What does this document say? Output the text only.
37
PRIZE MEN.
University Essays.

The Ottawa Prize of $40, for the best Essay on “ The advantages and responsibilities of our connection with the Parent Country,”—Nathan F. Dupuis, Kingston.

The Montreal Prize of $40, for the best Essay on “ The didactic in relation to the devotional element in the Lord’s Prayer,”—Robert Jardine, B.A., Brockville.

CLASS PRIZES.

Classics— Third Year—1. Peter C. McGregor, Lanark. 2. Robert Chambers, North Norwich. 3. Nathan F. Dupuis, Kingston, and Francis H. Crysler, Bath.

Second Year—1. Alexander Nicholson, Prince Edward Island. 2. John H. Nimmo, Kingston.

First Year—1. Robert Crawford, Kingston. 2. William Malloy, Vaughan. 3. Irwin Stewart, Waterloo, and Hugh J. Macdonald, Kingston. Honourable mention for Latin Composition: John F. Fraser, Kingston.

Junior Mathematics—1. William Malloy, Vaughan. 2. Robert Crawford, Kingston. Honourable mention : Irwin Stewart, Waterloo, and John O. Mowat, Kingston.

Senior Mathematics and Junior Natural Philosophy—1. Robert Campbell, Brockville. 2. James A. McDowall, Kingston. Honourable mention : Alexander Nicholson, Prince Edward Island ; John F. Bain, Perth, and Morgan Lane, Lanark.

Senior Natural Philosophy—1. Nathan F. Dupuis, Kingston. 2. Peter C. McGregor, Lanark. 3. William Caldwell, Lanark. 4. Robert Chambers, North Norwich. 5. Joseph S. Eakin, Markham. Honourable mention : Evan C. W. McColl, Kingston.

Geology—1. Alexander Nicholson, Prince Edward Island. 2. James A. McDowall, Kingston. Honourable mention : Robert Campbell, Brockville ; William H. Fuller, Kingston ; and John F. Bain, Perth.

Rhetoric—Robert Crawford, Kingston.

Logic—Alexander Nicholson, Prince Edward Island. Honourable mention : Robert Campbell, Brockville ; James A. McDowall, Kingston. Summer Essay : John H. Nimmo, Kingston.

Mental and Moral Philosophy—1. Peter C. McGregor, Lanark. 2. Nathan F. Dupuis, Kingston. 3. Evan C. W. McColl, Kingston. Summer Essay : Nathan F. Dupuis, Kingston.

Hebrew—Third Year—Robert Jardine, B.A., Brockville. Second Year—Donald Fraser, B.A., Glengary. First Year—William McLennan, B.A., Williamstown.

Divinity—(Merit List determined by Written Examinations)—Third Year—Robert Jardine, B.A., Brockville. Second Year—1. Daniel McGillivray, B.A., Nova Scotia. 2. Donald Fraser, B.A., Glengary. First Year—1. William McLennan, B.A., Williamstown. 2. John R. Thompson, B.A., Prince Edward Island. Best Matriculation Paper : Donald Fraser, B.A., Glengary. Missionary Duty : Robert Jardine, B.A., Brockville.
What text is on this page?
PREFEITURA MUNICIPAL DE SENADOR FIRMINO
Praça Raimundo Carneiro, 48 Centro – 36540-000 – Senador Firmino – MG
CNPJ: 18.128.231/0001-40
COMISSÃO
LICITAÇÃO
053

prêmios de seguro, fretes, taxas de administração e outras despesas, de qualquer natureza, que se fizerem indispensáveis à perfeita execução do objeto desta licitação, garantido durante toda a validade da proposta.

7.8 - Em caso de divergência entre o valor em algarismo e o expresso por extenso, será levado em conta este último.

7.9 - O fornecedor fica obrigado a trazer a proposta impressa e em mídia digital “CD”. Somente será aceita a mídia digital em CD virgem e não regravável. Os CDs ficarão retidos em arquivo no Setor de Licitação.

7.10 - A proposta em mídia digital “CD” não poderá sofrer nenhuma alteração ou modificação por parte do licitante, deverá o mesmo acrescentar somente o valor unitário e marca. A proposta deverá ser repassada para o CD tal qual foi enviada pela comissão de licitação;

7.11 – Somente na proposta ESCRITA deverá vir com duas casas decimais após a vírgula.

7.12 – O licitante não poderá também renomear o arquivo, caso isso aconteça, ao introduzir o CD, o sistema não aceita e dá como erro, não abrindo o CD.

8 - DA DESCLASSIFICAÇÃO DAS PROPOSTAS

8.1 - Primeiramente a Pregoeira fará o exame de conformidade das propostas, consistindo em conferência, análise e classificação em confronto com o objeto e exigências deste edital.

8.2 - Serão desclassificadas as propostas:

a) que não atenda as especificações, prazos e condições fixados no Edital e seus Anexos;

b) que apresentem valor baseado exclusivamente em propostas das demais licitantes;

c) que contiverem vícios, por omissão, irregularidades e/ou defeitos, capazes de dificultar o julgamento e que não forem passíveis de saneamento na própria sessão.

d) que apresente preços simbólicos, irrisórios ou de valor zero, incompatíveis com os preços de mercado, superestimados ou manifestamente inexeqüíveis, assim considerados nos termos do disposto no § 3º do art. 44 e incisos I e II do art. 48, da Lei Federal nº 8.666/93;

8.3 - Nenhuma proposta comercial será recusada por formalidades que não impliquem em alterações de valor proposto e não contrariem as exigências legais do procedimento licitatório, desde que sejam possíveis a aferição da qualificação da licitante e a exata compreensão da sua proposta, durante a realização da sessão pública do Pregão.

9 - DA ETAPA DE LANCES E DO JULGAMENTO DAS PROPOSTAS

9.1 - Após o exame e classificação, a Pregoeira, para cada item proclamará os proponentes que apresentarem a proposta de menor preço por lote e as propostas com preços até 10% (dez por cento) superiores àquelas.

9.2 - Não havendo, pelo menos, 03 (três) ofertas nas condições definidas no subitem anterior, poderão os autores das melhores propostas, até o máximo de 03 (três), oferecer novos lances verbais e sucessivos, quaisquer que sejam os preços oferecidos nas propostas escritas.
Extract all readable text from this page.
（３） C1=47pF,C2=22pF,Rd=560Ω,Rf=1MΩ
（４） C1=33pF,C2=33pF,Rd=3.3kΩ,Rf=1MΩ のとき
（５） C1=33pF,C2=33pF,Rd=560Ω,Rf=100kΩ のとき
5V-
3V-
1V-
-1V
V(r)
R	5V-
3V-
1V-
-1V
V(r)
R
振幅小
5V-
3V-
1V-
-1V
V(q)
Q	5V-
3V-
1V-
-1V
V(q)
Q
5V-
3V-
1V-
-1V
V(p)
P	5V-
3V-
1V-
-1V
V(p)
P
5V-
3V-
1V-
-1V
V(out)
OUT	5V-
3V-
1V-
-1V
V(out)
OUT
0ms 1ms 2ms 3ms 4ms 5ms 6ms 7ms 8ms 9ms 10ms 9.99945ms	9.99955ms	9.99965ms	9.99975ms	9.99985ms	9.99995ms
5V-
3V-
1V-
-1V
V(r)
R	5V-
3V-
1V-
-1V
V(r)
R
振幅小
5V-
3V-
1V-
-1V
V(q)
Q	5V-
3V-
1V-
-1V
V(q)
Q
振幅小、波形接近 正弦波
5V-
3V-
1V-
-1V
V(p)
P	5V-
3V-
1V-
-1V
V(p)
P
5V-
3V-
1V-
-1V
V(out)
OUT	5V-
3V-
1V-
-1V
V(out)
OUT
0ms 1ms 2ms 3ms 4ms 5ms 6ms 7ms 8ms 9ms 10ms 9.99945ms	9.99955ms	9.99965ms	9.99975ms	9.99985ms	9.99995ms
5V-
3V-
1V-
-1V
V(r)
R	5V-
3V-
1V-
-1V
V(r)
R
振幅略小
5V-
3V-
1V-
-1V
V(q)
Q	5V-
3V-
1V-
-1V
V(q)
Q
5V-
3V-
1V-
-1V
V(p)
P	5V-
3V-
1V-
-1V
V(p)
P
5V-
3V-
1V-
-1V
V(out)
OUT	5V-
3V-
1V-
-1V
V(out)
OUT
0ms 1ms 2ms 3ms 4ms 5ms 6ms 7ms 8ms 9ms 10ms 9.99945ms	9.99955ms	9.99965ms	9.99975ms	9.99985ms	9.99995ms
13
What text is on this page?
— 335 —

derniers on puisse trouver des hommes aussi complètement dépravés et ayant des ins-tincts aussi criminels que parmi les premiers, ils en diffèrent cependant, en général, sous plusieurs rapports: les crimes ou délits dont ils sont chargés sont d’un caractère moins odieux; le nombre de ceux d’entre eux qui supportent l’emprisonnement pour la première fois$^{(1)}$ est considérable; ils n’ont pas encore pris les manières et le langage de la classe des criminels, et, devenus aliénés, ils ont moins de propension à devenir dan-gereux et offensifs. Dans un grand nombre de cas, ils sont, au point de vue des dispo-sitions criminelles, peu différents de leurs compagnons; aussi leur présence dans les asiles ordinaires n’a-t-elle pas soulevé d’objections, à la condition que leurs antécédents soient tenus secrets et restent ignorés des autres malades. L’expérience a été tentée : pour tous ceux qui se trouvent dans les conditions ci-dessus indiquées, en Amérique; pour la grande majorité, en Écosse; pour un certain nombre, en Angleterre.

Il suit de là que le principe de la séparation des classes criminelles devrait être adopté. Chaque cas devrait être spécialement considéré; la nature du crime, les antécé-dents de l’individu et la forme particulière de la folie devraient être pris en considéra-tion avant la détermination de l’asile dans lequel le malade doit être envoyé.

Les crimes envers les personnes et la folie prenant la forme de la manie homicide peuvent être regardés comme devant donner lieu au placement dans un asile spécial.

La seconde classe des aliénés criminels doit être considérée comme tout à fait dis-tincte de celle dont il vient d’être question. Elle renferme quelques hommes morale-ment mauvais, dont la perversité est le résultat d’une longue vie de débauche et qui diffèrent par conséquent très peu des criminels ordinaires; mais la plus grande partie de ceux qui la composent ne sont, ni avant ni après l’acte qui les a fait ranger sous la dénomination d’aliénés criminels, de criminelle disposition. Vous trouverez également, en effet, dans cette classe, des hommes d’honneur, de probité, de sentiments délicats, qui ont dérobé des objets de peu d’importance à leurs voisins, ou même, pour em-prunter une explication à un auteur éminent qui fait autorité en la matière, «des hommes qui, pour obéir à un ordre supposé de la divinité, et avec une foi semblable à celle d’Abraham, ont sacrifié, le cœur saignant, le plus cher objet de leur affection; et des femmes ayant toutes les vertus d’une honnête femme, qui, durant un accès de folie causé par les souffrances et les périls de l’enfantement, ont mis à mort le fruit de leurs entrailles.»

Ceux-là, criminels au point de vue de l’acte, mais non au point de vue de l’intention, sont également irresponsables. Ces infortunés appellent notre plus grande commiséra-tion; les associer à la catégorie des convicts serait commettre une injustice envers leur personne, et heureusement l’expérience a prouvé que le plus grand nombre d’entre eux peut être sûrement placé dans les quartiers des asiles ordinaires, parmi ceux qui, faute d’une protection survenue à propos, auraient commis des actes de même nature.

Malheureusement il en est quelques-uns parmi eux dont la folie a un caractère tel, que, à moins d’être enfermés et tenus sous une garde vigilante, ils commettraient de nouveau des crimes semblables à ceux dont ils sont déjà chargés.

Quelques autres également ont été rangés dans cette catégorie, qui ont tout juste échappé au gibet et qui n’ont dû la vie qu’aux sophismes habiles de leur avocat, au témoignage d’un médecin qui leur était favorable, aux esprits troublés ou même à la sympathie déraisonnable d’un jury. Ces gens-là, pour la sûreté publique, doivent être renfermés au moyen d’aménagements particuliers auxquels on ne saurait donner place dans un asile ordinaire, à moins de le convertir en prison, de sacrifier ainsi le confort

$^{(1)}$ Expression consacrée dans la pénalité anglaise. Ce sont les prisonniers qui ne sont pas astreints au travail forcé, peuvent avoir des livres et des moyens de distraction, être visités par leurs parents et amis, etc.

# # # # # # #

Request:
Copy out each line that contains the word "this".

Final result:
What does this document say? Output the text only.
What text is on this page?
Extract all readable text from this page.
What text is on this page?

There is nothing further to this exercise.